▶ TASK PROMPT: Copy all lines below exactly as written. Leave pictures out.

▶ Data excerpts:
********
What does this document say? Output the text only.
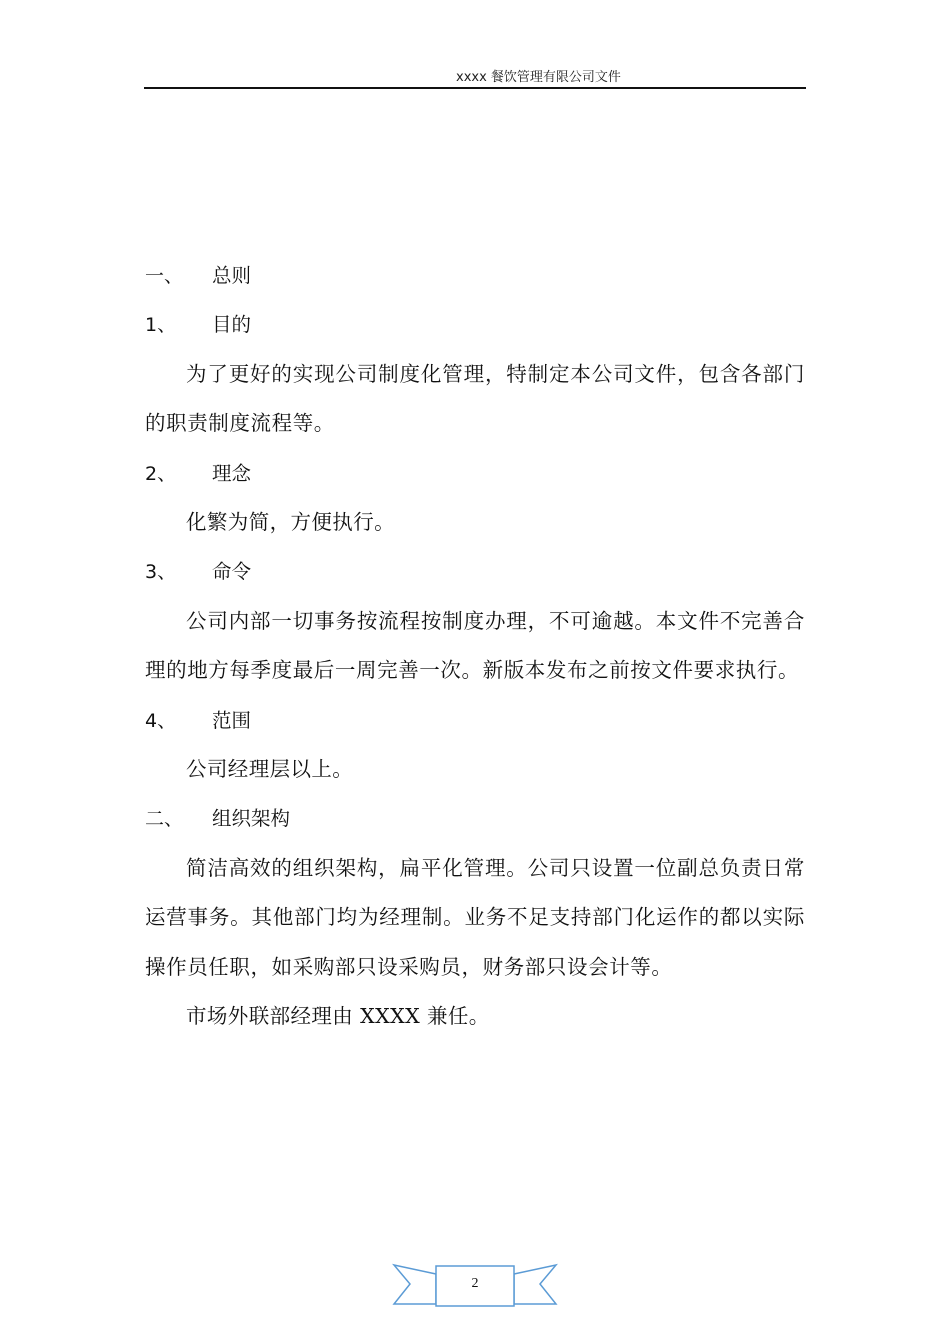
xxxx 餐饮管理有限公司文件
一、 总则
1、 目的
为了更好的实现公司制度化管理，特制定本公司文件，包含各部门的职责制度流程等。
2、 理念
化繁为简，方便执行。
3、 命令
公司内部一切事务按流程按制度办理，不可逾越。本文件不完善合理的地方每季度最后一周完善一次。新版本发布之前按文件要求执行。
4、 范围
公司经理层以上。
二、 组织架构
简洁高效的组织架构，扁平化管理。公司只设置一位副总负责日常运营事务。其他部门均为经理制。业务不足支持部门化运作的都以实际操作员任职，如采购部只设采购员，财务部只设会计等。
市场外联部经理由 XXXX 兼任。
2
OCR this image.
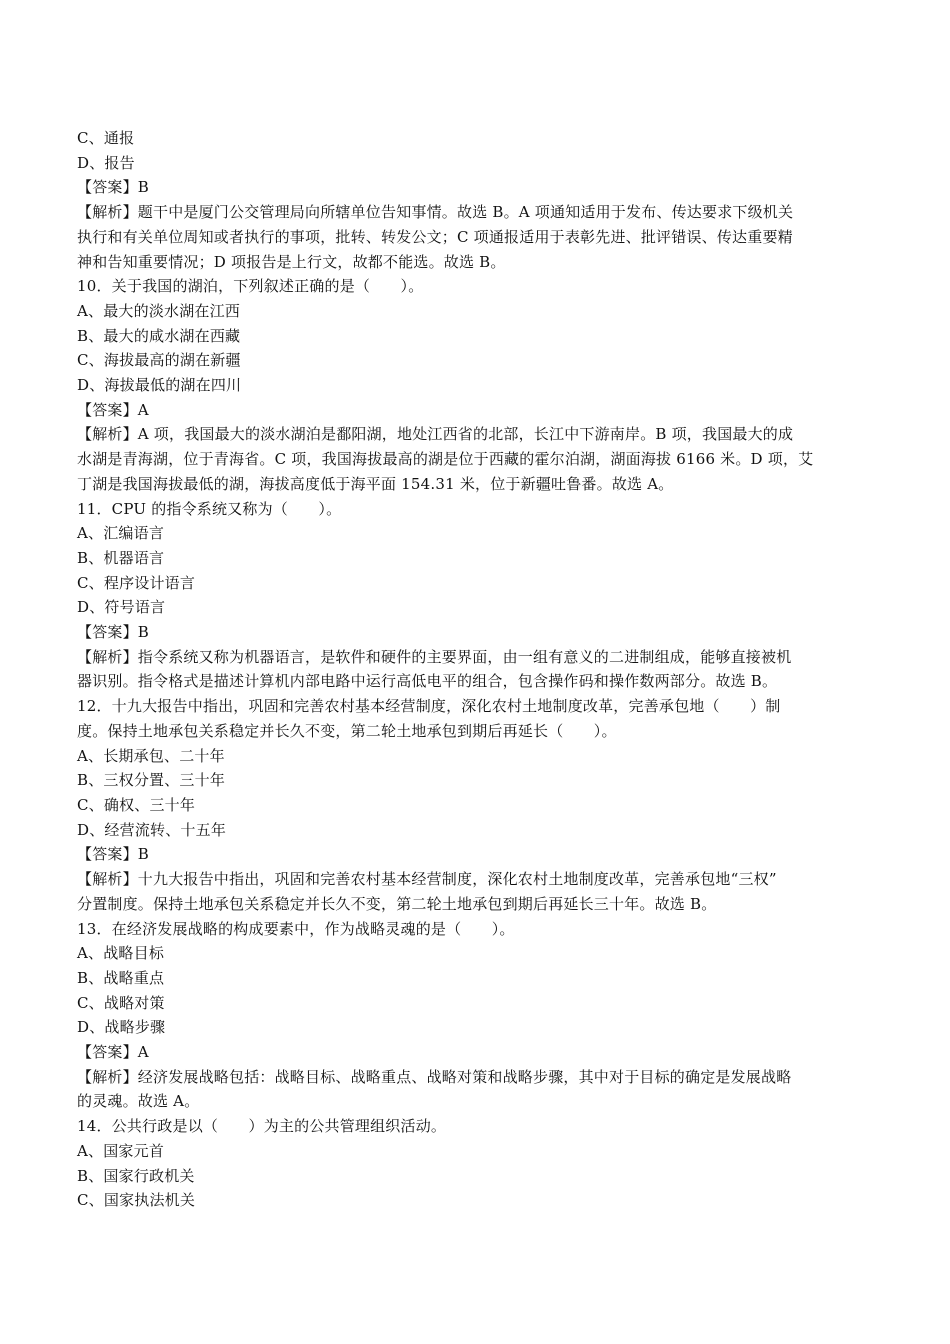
C、通报
D、报告
【答案】B
【解析】题干中是厦门公交管理局向所辖单位告知事情。故选 B。A 项通知适用于发布、传达要求下级机关
执行和有关单位周知或者执行的事项，批转、转发公文；C 项通报适用于表彰先进、批评错误、传达重要精
神和告知重要情况；D 项报告是上行文，故都不能选。故选 B。
10．关于我国的湖泊，下列叙述正确的是（　　）。
A、最大的淡水湖在江西
B、最大的咸水湖在西藏
C、海拔最高的湖在新疆
D、海拔最低的湖在四川
【答案】A
【解析】A 项，我国最大的淡水湖泊是鄱阳湖，地处江西省的北部，长江中下游南岸。B 项，我国最大的成
水湖是青海湖，位于青海省。C 项，我国海拔最高的湖是位于西藏的霍尔泊湖，湖面海拔 6166 米。D 项，艾
丁湖是我国海拔最低的湖，海拔高度低于海平面 154.31 米，位于新疆吐鲁番。故选 A。
11．CPU 的指令系统又称为（　　）。
A、汇编语言
B、机器语言
C、程序设计语言
D、符号语言
【答案】B
【解析】指令系统又称为机器语言，是软件和硬件的主要界面，由一组有意义的二进制组成，能够直接被机
器识别。指令格式是描述计算机内部电路中运行高低电平的组合，包含操作码和操作数两部分。故选 B。
12．十九大报告中指出，巩固和完善农村基本经营制度，深化农村土地制度改革，完善承包地（　　）制
度。保持土地承包关系稳定并长久不变，第二轮土地承包到期后再延长（　　）。
A、长期承包、二十年
B、三权分置、三十年
C、确权、三十年
D、经营流转、十五年
【答案】B
【解析】十九大报告中指出，巩固和完善农村基本经营制度，深化农村土地制度改革，完善承包地“三权”
分置制度。保持土地承包关系稳定并长久不变，第二轮土地承包到期后再延长三十年。故选 B。
13．在经济发展战略的构成要素中，作为战略灵魂的是（　　）。
A、战略目标
B、战略重点
C、战略对策
D、战略步骤
【答案】A
【解析】经济发展战略包括：战略目标、战略重点、战略对策和战略步骤，其中对于目标的确定是发展战略
的灵魂。故选 A。
14．公共行政是以（　　）为主的公共管理组织活动。
A、国家元首
B、国家行政机关
C、国家执法机关
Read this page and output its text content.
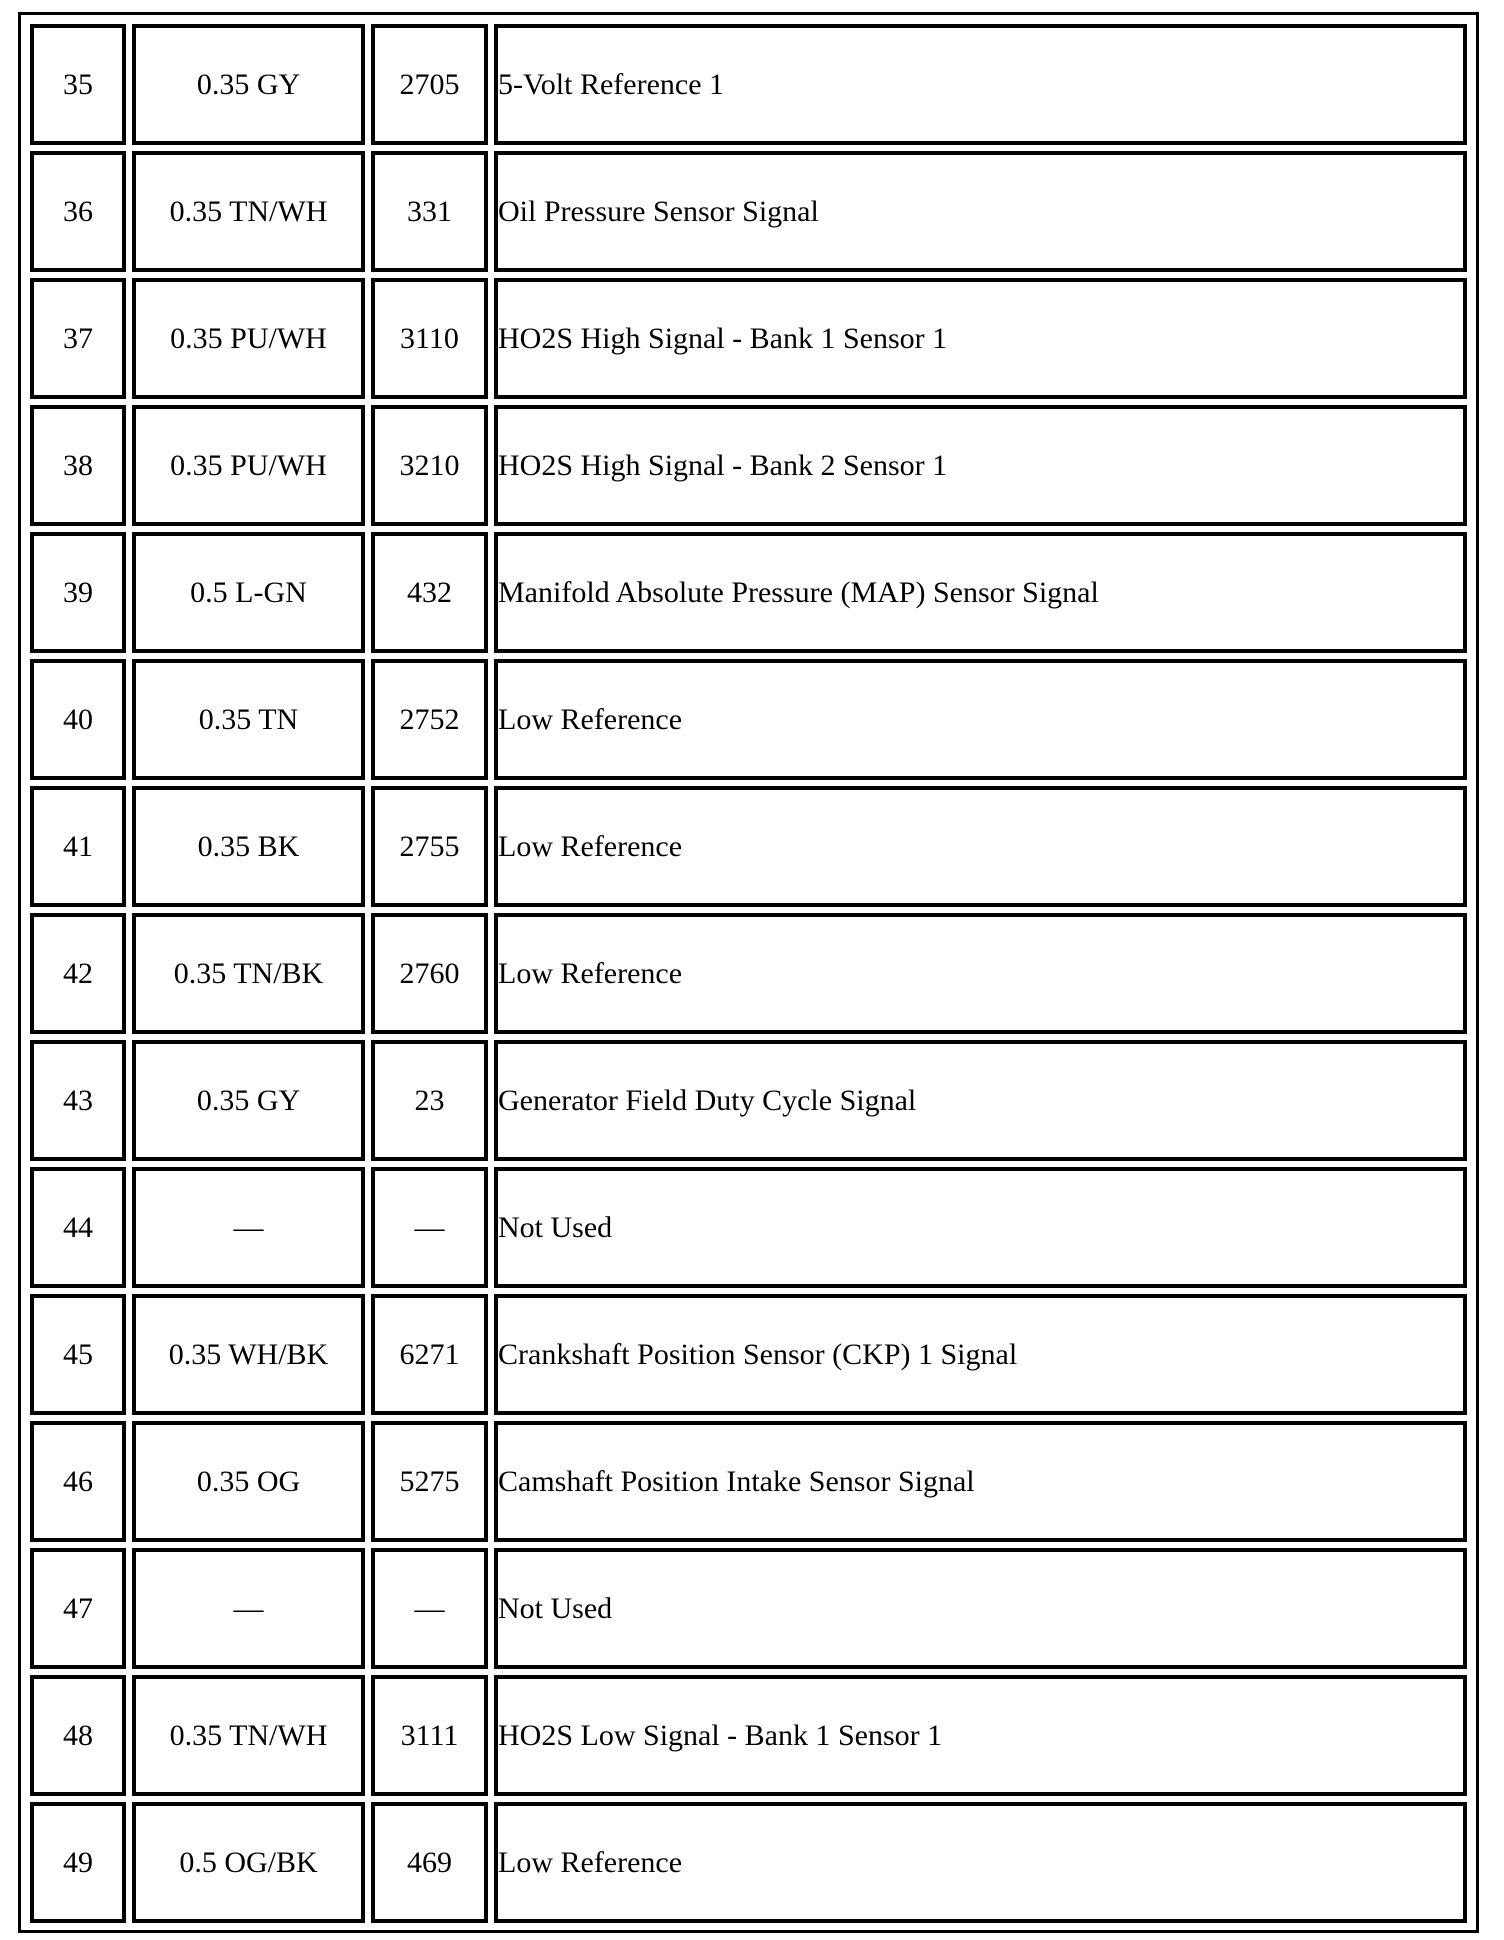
35	0.35 GY	2705	5-Volt Reference 1
36	0.35 TN/WH	331	Oil Pressure Sensor Signal
37	0.35 PU/WH	3110	HO2S High Signal - Bank 1 Sensor 1
38	0.35 PU/WH	3210	HO2S High Signal - Bank 2 Sensor 1
39	0.5 L-GN	432	Manifold Absolute Pressure (MAP) Sensor Signal
40	0.35 TN	2752	Low Reference
41	0.35 BK	2755	Low Reference
42	0.35 TN/BK	2760	Low Reference
43	0.35 GY	23	Generator Field Duty Cycle Signal
44	—	—	Not Used
45	0.35 WH/BK	6271	Crankshaft Position Sensor (CKP) 1 Signal
46	0.35 OG	5275	Camshaft Position Intake Sensor Signal
47	—	—	Not Used
48	0.35 TN/WH	3111	HO2S Low Signal - Bank 1 Sensor 1
49	0.5 OG/BK	469	Low Reference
********
▶ RESPONSE TO THIS TASK:
What does this document say? Output the text only.
xxxx 餐饮管理有限公司文件
一、 总则
1、 目的
为了更好的实现公司制度化管理，特制定本公司文件，包含各部门的职责制度流程等。
2、 理念
化繁为简，方便执行。
3、 命令
公司内部一切事务按流程按制度办理，不可逾越。本文件不完善合理的地方每季度最后一周完善一次。新版本发布之前按文件要求执行。
4、 范围
公司经理层以上。
二、 组织架构
简洁高效的组织架构，扁平化管理。公司只设置一位副总负责日常运营事务。其他部门均为经理制。业务不足支持部门化运作的都以实际操作员任职，如采购部只设采购员，财务部只设会计等。
市场外联部经理由 XXXX 兼任。
2
OCR this image.
C、通报
D、报告
【答案】B
【解析】题干中是厦门公交管理局向所辖单位告知事情。故选 B。A 项通知适用于发布、传达要求下级机关
执行和有关单位周知或者执行的事项，批转、转发公文；C 项通报适用于表彰先进、批评错误、传达重要精
神和告知重要情况；D 项报告是上行文，故都不能选。故选 B。
10．关于我国的湖泊，下列叙述正确的是（　　）。
A、最大的淡水湖在江西
B、最大的咸水湖在西藏
C、海拔最高的湖在新疆
D、海拔最低的湖在四川
【答案】A
【解析】A 项，我国最大的淡水湖泊是鄱阳湖，地处江西省的北部，长江中下游南岸。B 项，我国最大的成
水湖是青海湖，位于青海省。C 项，我国海拔最高的湖是位于西藏的霍尔泊湖，湖面海拔 6166 米。D 项，艾
丁湖是我国海拔最低的湖，海拔高度低于海平面 154.31 米，位于新疆吐鲁番。故选 A。
11．CPU 的指令系统又称为（　　）。
A、汇编语言
B、机器语言
C、程序设计语言
D、符号语言
【答案】B
【解析】指令系统又称为机器语言，是软件和硬件的主要界面，由一组有意义的二进制组成，能够直接被机
器识别。指令格式是描述计算机内部电路中运行高低电平的组合，包含操作码和操作数两部分。故选 B。
12．十九大报告中指出，巩固和完善农村基本经营制度，深化农村土地制度改革，完善承包地（　　）制
度。保持土地承包关系稳定并长久不变，第二轮土地承包到期后再延长（　　）。
A、长期承包、二十年
B、三权分置、三十年
C、确权、三十年
D、经营流转、十五年
【答案】B
【解析】十九大报告中指出，巩固和完善农村基本经营制度，深化农村土地制度改革，完善承包地“三权”
分置制度。保持土地承包关系稳定并长久不变，第二轮土地承包到期后再延长三十年。故选 B。
13．在经济发展战略的构成要素中，作为战略灵魂的是（　　）。
A、战略目标
B、战略重点
C、战略对策
D、战略步骤
【答案】A
【解析】经济发展战略包括：战略目标、战略重点、战略对策和战略步骤，其中对于目标的确定是发展战略
的灵魂。故选 A。
14．公共行政是以（　　）为主的公共管理组织活动。
A、国家元首
B、国家行政机关
C、国家执法机关
Read this page and output its text content.
35	0.35 GY	2705	5-Volt Reference 1
36	0.35 TN/WH	331	Oil Pressure Sensor Signal
37	0.35 PU/WH	3110	HO2S High Signal - Bank 1 Sensor 1
38	0.35 PU/WH	3210	HO2S High Signal - Bank 2 Sensor 1
39	0.5 L-GN	432	Manifold Absolute Pressure (MAP) Sensor Signal
40	0.35 TN	2752	Low Reference
41	0.35 BK	2755	Low Reference
42	0.35 TN/BK	2760	Low Reference
43	0.35 GY	23	Generator Field Duty Cycle Signal
44	—	—	Not Used
45	0.35 WH/BK	6271	Crankshaft Position Sensor (CKP) 1 Signal
46	0.35 OG	5275	Camshaft Position Intake Sensor Signal
47	—	—	Not Used
48	0.35 TN/WH	3111	HO2S Low Signal - Bank 1 Sensor 1
49	0.5 OG/BK	469	Low Reference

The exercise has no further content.